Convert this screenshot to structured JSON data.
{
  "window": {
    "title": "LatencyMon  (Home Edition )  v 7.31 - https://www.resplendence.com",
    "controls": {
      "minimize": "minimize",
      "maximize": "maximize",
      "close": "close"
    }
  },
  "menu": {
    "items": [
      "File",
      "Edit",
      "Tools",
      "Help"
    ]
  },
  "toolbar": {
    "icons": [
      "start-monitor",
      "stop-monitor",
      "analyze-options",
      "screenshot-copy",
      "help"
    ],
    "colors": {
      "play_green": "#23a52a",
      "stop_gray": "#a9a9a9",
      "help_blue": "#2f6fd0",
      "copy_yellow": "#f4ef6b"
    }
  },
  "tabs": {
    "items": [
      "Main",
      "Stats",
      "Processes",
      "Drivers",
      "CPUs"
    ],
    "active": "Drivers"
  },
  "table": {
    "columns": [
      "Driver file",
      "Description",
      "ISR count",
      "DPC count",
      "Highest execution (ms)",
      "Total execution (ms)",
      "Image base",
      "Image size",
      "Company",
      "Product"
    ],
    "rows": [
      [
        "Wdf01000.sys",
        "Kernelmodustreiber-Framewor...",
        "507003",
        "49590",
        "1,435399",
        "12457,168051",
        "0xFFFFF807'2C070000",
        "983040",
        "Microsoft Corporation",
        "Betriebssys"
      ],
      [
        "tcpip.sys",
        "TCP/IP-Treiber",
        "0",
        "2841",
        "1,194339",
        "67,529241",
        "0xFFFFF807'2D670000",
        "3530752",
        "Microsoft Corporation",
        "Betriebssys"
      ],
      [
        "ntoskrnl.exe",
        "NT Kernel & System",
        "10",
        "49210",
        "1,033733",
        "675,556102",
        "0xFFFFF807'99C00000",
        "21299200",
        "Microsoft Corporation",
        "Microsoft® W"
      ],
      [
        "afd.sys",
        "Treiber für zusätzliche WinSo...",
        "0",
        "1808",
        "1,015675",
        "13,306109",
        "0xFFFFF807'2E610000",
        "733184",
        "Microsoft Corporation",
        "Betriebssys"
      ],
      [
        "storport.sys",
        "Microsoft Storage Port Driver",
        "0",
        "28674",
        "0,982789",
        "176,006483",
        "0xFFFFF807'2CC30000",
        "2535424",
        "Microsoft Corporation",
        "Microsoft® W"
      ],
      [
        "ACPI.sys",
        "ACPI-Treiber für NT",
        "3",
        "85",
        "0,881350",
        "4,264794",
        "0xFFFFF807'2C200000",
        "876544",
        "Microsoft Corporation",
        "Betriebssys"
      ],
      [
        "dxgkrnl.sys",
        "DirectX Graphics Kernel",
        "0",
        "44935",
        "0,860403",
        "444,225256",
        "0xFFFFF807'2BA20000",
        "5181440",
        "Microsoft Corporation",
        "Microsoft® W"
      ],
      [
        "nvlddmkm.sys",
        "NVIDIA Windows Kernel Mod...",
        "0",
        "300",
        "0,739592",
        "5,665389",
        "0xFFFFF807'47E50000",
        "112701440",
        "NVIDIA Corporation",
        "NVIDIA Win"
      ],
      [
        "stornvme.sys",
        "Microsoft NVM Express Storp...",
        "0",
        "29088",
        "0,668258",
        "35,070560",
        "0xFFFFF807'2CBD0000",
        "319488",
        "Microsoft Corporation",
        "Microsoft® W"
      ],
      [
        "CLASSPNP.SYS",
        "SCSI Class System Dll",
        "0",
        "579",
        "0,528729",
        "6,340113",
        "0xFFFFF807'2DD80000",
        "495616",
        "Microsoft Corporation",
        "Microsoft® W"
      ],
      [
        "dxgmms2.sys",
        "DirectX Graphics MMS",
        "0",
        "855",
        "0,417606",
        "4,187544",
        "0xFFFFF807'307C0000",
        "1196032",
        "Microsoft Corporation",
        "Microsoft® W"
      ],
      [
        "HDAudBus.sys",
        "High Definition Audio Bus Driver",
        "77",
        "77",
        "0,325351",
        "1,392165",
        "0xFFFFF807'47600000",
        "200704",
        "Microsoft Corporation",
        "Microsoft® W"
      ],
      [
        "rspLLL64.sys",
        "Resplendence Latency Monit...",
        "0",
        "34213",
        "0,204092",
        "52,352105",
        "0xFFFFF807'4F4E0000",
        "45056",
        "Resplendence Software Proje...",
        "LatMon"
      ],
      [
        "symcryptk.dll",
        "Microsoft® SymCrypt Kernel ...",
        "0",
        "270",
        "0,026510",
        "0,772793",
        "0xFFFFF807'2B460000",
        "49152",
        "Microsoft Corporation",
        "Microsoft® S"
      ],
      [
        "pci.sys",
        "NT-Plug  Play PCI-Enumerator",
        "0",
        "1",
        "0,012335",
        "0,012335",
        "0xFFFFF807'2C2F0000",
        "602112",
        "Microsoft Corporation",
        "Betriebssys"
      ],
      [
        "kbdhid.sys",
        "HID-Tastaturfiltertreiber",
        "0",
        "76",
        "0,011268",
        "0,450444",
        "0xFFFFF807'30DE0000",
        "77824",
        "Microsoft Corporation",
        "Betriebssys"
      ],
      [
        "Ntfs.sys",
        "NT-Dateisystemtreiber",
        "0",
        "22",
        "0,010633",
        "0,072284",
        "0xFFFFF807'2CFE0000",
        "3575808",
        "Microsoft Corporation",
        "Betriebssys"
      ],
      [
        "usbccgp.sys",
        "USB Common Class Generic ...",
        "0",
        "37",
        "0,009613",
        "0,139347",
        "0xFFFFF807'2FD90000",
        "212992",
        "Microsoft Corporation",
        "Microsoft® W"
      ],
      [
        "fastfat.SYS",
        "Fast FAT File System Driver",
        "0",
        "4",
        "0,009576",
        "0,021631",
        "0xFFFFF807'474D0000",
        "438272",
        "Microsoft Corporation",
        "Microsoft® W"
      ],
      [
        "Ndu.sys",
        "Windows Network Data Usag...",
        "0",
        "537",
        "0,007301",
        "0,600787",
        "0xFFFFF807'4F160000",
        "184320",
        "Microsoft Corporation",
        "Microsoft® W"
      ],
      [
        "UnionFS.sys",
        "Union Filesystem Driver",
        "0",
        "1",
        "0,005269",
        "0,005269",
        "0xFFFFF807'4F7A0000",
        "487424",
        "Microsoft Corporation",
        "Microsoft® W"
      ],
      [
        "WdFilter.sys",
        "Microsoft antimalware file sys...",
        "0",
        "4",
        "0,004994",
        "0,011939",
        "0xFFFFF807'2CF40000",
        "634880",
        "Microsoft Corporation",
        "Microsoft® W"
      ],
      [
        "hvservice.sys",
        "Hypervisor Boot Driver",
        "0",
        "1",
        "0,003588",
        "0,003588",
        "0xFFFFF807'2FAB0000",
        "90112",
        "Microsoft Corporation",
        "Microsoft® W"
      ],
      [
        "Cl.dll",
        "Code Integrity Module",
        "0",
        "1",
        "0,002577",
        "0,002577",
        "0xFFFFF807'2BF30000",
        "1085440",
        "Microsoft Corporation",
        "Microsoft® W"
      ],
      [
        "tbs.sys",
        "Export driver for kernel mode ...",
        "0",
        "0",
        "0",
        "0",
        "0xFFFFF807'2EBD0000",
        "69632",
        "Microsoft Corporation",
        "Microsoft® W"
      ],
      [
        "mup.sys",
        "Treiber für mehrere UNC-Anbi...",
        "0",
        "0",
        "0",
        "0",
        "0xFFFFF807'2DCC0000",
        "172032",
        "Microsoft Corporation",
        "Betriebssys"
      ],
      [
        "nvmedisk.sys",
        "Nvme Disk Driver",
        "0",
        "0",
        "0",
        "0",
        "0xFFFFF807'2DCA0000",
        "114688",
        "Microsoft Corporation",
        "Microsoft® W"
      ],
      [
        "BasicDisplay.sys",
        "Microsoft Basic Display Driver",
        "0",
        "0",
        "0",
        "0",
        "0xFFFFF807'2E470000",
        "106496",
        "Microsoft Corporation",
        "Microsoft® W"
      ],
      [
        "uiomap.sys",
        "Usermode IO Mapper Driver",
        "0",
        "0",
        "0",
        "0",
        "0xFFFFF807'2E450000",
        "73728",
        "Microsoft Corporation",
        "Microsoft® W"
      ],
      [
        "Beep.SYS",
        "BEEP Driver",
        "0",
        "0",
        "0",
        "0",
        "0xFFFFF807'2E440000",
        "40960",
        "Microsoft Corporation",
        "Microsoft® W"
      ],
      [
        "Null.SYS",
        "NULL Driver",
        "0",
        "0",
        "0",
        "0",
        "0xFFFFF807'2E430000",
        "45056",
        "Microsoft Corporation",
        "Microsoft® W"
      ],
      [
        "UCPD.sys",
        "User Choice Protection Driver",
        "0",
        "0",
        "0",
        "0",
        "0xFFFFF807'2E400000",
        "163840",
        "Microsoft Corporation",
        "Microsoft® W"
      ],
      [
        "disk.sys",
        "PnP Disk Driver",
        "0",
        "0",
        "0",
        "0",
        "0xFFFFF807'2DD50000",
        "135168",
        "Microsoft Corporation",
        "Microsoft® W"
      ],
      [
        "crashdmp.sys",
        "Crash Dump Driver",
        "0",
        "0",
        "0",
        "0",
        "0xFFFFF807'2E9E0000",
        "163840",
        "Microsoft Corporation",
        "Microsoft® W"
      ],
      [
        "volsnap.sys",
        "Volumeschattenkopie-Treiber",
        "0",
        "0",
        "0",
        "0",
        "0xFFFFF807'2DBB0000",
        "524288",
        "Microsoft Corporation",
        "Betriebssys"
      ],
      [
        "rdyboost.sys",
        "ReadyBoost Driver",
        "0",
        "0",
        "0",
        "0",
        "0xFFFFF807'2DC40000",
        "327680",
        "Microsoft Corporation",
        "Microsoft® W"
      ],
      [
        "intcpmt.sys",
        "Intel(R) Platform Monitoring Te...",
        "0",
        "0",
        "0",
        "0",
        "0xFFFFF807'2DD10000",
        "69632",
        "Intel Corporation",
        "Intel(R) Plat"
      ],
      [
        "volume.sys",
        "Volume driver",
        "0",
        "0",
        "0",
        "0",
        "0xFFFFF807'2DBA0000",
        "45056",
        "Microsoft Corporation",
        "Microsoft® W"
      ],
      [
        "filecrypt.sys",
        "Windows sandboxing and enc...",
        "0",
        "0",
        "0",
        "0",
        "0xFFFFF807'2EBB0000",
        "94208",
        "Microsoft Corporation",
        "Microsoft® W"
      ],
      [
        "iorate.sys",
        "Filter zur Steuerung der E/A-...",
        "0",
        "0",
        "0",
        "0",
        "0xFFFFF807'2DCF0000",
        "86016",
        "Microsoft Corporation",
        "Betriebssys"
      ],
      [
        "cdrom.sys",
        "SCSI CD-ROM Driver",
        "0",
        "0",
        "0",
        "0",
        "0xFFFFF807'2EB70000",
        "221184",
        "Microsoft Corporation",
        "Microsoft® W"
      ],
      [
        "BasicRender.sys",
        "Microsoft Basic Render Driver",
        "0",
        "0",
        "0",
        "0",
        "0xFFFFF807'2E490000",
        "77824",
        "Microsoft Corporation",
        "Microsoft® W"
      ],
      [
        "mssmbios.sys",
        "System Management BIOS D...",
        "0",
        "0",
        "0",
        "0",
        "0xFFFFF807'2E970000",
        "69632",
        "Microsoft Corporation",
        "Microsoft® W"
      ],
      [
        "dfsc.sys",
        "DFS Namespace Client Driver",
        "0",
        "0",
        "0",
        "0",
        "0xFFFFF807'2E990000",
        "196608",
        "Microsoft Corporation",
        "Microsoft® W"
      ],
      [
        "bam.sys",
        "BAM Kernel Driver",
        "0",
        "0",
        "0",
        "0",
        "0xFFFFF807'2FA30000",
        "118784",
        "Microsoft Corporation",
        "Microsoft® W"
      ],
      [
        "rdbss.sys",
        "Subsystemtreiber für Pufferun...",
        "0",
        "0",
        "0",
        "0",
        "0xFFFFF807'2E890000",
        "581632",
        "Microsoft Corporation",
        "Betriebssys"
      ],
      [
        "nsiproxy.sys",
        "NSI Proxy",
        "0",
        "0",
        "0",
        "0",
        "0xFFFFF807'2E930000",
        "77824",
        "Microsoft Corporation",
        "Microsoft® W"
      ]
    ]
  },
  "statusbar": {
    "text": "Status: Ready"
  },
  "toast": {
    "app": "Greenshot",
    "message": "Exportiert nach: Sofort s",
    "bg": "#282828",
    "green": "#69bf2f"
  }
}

--------------------------------------------------

In the lines above, find each one with "Intel" and list it.

        "Intel(R) Platform Monitoring Te...",
        "Intel Corporation",
        "Intel(R) Plat"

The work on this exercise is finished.